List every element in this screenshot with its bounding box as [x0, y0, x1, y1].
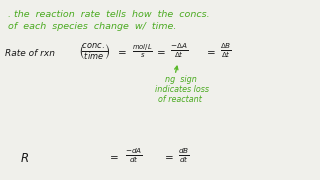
- Text: $\left(\!\frac{conc.}{time}\!\right)$: $\left(\!\frac{conc.}{time}\!\right)$: [78, 42, 111, 62]
- Text: ng  sign: ng sign: [165, 75, 197, 84]
- Text: =: =: [157, 48, 166, 58]
- Text: indicates loss: indicates loss: [155, 86, 209, 94]
- Text: Rate of rxn: Rate of rxn: [5, 48, 55, 57]
- Text: . the  reaction  rate  tells  how  the  concs.: . the reaction rate tells how the concs.: [8, 10, 210, 19]
- Text: of  each  species  change  w/  time.: of each species change w/ time.: [8, 22, 176, 31]
- Text: =: =: [165, 153, 174, 163]
- Text: $R$: $R$: [20, 152, 29, 165]
- Text: $\frac{dB}{dt}$: $\frac{dB}{dt}$: [178, 147, 189, 165]
- Text: of reactant: of reactant: [158, 96, 202, 105]
- Text: $\frac{mol/L}{s}$: $\frac{mol/L}{s}$: [132, 42, 153, 60]
- Text: =: =: [207, 48, 216, 58]
- Text: $\frac{-dA}{dt}$: $\frac{-dA}{dt}$: [125, 147, 143, 165]
- Text: $\frac{-\Delta A}{\Delta t}$: $\frac{-\Delta A}{\Delta t}$: [170, 42, 188, 60]
- Text: $\frac{\Delta B}{\Delta t}$: $\frac{\Delta B}{\Delta t}$: [220, 42, 232, 60]
- Text: =: =: [118, 48, 127, 58]
- Text: =: =: [110, 153, 119, 163]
◆ ◆ ◆ ◆ ◆
> [Stated task]:
Please set out every line of the items above as a numbered list with blank lines omitted, and leave the pictures out of your answer.

> [Written solution]:
1. List every element in this screenshot with its bounding box as [x0, y0, x1, y1].
2. - Text: $\left(\!\frac{conc.}{time}\!\right)$: $\left(\!\frac{conc.}{time}\!\right)$: [78, 42, 111, 62]
3. - Text: ng  sign: ng sign: [165, 75, 197, 84]
4. - Text: =: =: [157, 48, 166, 58]
5. - Text: indicates loss: indicates loss: [155, 86, 209, 94]
6. - Text: Rate of rxn: Rate of rxn: [5, 48, 55, 57]
7. - Text: . the  reaction  rate  tells  how  the  concs.: . the reaction rate tells how the concs.: [8, 10, 210, 19]
8. - Text: of  each  species  change  w/  time.: of each species change w/ time.: [8, 22, 176, 31]
9. - Text: =: =: [165, 153, 174, 163]
10. - Text: $R$: $R$: [20, 152, 29, 165]
11. - Text: $\frac{dB}{dt}$: $\frac{dB}{dt}$: [178, 147, 189, 165]
12. - Text: of reactant: of reactant: [158, 96, 202, 105]
13. - Text: $\frac{mol/L}{s}$: $\frac{mol/L}{s}$: [132, 42, 153, 60]
14. - Text: =: =: [207, 48, 216, 58]
15. - Text: $\frac{-dA}{dt}$: $\frac{-dA}{dt}$: [125, 147, 143, 165]
16. - Text: $\frac{-\Delta A}{\Delta t}$: $\frac{-\Delta A}{\Delta t}$: [170, 42, 188, 60]
17. - Text: $\frac{\Delta B}{\Delta t}$: $\frac{\Delta B}{\Delta t}$: [220, 42, 232, 60]
18. - Text: =: =: [118, 48, 127, 58]
19. - Text: =: =: [110, 153, 119, 163]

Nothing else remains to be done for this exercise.